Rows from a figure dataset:
** Start **

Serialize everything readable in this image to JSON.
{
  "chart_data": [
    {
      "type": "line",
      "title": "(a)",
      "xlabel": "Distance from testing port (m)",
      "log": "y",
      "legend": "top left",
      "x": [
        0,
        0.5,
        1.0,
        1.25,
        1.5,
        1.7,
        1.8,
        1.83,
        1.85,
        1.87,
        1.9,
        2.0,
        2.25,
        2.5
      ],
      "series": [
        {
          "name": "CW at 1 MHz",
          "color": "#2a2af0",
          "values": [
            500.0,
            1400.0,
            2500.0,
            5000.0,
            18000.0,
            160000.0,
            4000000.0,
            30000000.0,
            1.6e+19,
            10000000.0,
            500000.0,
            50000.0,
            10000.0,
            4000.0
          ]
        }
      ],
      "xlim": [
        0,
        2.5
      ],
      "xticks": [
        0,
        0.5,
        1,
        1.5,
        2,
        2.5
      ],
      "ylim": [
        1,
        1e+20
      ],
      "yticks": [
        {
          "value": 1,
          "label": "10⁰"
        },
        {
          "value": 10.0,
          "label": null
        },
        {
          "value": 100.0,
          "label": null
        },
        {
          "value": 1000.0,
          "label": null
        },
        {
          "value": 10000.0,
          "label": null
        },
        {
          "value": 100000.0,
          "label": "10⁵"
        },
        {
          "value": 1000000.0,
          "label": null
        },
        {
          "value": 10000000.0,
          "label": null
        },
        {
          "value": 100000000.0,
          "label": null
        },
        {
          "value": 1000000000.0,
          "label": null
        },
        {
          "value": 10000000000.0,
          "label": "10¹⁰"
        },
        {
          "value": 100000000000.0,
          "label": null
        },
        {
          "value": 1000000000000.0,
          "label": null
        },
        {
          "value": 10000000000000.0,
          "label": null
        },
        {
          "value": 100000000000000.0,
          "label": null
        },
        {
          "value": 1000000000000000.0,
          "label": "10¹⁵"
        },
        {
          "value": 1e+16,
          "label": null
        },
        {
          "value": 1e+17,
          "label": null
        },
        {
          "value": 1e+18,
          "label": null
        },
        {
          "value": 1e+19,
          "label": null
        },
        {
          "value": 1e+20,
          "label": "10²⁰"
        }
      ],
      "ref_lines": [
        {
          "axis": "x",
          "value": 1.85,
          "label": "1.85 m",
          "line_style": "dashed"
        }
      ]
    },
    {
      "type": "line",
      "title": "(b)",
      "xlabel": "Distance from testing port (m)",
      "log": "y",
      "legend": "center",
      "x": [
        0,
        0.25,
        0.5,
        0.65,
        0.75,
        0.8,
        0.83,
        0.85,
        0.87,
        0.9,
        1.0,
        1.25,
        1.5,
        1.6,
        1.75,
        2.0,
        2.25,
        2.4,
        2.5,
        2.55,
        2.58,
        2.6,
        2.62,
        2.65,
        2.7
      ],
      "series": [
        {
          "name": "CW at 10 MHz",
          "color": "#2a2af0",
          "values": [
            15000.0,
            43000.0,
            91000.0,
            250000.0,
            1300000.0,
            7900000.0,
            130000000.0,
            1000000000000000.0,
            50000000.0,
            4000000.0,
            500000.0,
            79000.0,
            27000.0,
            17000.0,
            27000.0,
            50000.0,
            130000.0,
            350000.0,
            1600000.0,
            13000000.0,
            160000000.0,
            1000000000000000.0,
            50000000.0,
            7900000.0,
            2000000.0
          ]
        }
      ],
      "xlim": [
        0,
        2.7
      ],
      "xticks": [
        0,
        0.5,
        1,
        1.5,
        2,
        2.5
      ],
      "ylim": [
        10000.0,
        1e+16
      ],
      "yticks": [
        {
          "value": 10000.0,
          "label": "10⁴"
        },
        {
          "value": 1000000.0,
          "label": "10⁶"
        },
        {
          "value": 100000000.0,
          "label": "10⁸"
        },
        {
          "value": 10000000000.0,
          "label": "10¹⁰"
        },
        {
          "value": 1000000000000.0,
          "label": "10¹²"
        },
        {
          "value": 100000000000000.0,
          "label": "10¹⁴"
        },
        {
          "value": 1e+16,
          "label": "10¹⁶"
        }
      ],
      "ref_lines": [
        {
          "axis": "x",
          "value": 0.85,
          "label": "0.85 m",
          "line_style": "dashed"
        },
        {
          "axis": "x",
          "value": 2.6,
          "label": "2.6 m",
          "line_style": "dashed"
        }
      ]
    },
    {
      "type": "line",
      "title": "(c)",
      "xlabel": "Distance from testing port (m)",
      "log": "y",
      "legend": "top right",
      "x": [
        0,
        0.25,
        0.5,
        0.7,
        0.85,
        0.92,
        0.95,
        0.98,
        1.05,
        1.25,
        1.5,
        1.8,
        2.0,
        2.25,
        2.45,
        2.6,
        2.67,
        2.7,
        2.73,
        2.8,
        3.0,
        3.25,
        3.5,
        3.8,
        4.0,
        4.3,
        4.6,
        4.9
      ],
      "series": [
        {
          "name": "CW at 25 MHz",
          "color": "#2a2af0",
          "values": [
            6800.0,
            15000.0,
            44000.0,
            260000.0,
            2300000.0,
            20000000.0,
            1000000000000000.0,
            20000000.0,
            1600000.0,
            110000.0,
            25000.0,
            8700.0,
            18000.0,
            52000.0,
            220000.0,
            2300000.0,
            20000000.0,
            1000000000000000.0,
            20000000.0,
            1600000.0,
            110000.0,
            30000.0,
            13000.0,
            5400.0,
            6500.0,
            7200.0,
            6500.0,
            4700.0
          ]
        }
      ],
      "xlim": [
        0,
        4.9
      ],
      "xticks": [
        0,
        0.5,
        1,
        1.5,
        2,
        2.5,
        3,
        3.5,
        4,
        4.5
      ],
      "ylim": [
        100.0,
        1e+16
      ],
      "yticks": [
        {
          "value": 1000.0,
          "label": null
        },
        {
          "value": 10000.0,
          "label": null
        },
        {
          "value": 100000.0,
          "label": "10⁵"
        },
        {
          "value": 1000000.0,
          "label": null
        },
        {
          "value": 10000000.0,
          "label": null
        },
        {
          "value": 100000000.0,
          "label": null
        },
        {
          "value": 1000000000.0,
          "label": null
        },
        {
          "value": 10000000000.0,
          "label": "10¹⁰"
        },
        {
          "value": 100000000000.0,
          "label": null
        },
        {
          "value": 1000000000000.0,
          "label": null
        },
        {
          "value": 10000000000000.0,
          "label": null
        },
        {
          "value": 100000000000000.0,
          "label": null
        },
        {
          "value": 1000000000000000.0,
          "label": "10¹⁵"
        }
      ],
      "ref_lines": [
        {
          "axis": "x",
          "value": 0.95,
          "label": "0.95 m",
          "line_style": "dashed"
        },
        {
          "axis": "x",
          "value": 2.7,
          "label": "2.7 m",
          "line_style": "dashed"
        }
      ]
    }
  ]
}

** End **

Task description:
Repeat all of the entries exactly.

Solution:
Serialize everything readable in this image to JSON.
{
  "chart_data": [
    {
      "type": "line",
      "title": "(a)",
      "xlabel": "Distance from testing port (m)",
      "log": "y",
      "legend": "top left",
      "x": [
        0,
        0.5,
        1.0,
        1.25,
        1.5,
        1.7,
        1.8,
        1.83,
        1.85,
        1.87,
        1.9,
        2.0,
        2.25,
        2.5
      ],
      "series": [
        {
          "name": "CW at 1 MHz",
          "color": "#2a2af0",
          "values": [
            500.0,
            1400.0,
            2500.0,
            5000.0,
            18000.0,
            160000.0,
            4000000.0,
            30000000.0,
            1.6e+19,
            10000000.0,
            500000.0,
            50000.0,
            10000.0,
            4000.0
          ]
        }
      ],
      "xlim": [
        0,
        2.5
      ],
      "xticks": [
        0,
        0.5,
        1,
        1.5,
        2,
        2.5
      ],
      "ylim": [
        1,
        1e+20
      ],
      "yticks": [
        {
          "value": 1,
          "label": "10⁰"
        },
        {
          "value": 10.0,
          "label": null
        },
        {
          "value": 100.0,
          "label": null
        },
        {
          "value": 1000.0,
          "label": null
        },
        {
          "value": 10000.0,
          "label": null
        },
        {
          "value": 100000.0,
          "label": "10⁵"
        },
        {
          "value": 1000000.0,
          "label": null
        },
        {
          "value": 10000000.0,
          "label": null
        },
        {
          "value": 100000000.0,
          "label": null
        },
        {
          "value": 1000000000.0,
          "label": null
        },
        {
          "value": 10000000000.0,
          "label": "10¹⁰"
        },
        {
          "value": 100000000000.0,
          "label": null
        },
        {
          "value": 1000000000000.0,
          "label": null
        },
        {
          "value": 10000000000000.0,
          "label": null
        },
        {
          "value": 100000000000000.0,
          "label": null
        },
        {
          "value": 1000000000000000.0,
          "label": "10¹⁵"
        },
        {
          "value": 1e+16,
          "label": null
        },
        {
          "value": 1e+17,
          "label": null
        },
        {
          "value": 1e+18,
          "label": null
        },
        {
          "value": 1e+19,
          "label": null
        },
        {
          "value": 1e+20,
          "label": "10²⁰"
        }
      ],
      "ref_lines": [
        {
          "axis": "x",
          "value": 1.85,
          "label": "1.85 m",
          "line_style": "dashed"
        }
      ]
    },
    {
      "type": "line",
      "title": "(b)",
      "xlabel": "Distance from testing port (m)",
      "log": "y",
      "legend": "center",
      "x": [
        0,
        0.25,
        0.5,
        0.65,
        0.75,
        0.8,
        0.83,
        0.85,
        0.87,
        0.9,
        1.0,
        1.25,
        1.5,
        1.6,
        1.75,
        2.0,
        2.25,
        2.4,
        2.5,
        2.55,
        2.58,
        2.6,
        2.62,
        2.65,
        2.7
      ],
      "series": [
        {
          "name": "CW at 10 MHz",
          "color": "#2a2af0",
          "values": [
            15000.0,
            43000.0,
            91000.0,
            250000.0,
            1300000.0,
            7900000.0,
            130000000.0,
            1000000000000000.0,
            50000000.0,
            4000000.0,
            500000.0,
            79000.0,
            27000.0,
            17000.0,
            27000.0,
            50000.0,
            130000.0,
            350000.0,
            1600000.0,
            13000000.0,
            160000000.0,
            1000000000000000.0,
            50000000.0,
            7900000.0,
            2000000.0
          ]
        }
      ],
      "xlim": [
        0,
        2.7
      ],
      "xticks": [
        0,
        0.5,
        1,
        1.5,
        2,
        2.5
      ],
      "ylim": [
        10000.0,
        1e+16
      ],
      "yticks": [
        {
          "value": 10000.0,
          "label": "10⁴"
        },
        {
          "value": 1000000.0,
          "label": "10⁶"
        },
        {
          "value": 100000000.0,
          "label": "10⁸"
        },
        {
          "value": 10000000000.0,
          "label": "10¹⁰"
        },
        {
          "value": 1000000000000.0,
          "label": "10¹²"
        },
        {
          "value": 100000000000000.0,
          "label": "10¹⁴"
        },
        {
          "value": 1e+16,
          "label": "10¹⁶"
        }
      ],
      "ref_lines": [
        {
          "axis": "x",
          "value": 0.85,
          "label": "0.85 m",
          "line_style": "dashed"
        },
        {
          "axis": "x",
          "value": 2.6,
          "label": "2.6 m",
          "line_style": "dashed"
        }
      ]
    },
    {
      "type": "line",
      "title": "(c)",
      "xlabel": "Distance from testing port (m)",
      "log": "y",
      "legend": "top right",
      "x": [
        0,
        0.25,
        0.5,
        0.7,
        0.85,
        0.92,
        0.95,
        0.98,
        1.05,
        1.25,
        1.5,
        1.8,
        2.0,
        2.25,
        2.45,
        2.6,
        2.67,
        2.7,
        2.73,
        2.8,
        3.0,
        3.25,
        3.5,
        3.8,
        4.0,
        4.3,
        4.6,
        4.9
      ],
      "series": [
        {
          "name": "CW at 25 MHz",
          "color": "#2a2af0",
          "values": [
            6800.0,
            15000.0,
            44000.0,
            260000.0,
            2300000.0,
            20000000.0,
            1000000000000000.0,
            20000000.0,
            1600000.0,
            110000.0,
            25000.0,
            8700.0,
            18000.0,
            52000.0,
            220000.0,
            2300000.0,
            20000000.0,
            1000000000000000.0,
            20000000.0,
            1600000.0,
            110000.0,
            30000.0,
            13000.0,
            5400.0,
            6500.0,
            7200.0,
            6500.0,
            4700.0
          ]
        }
      ],
      "xlim": [
        0,
        4.9
      ],
      "xticks": [
        0,
        0.5,
        1,
        1.5,
        2,
        2.5,
        3,
        3.5,
        4,
        4.5
      ],
      "ylim": [
        100.0,
        1e+16
      ],
      "yticks": [
        {
          "value": 1000.0,
          "label": null
        },
        {
          "value": 10000.0,
          "label": null
        },
        {
          "value": 100000.0,
          "label": "10⁵"
        },
        {
          "value": 1000000.0,
          "label": null
        },
        {
          "value": 10000000.0,
          "label": null
        },
        {
          "value": 100000000.0,
          "label": null
        },
        {
          "value": 1000000000.0,
          "label": null
        },
        {
          "value": 10000000000.0,
          "label": "10¹⁰"
        },
        {
          "value": 100000000000.0,
          "label": null
        },
        {
          "value": 1000000000000.0,
          "label": null
        },
        {
          "value": 10000000000000.0,
          "label": null
        },
        {
          "value": 100000000000000.0,
          "label": null
        },
        {
          "value": 1000000000000000.0,
          "label": "10¹⁵"
        }
      ],
      "ref_lines": [
        {
          "axis": "x",
          "value": 0.95,
          "label": "0.95 m",
          "line_style": "dashed"
        },
        {
          "axis": "x",
          "value": 2.7,
          "label": "2.7 m",
          "line_style": "dashed"
        }
      ]
    }
  ]
}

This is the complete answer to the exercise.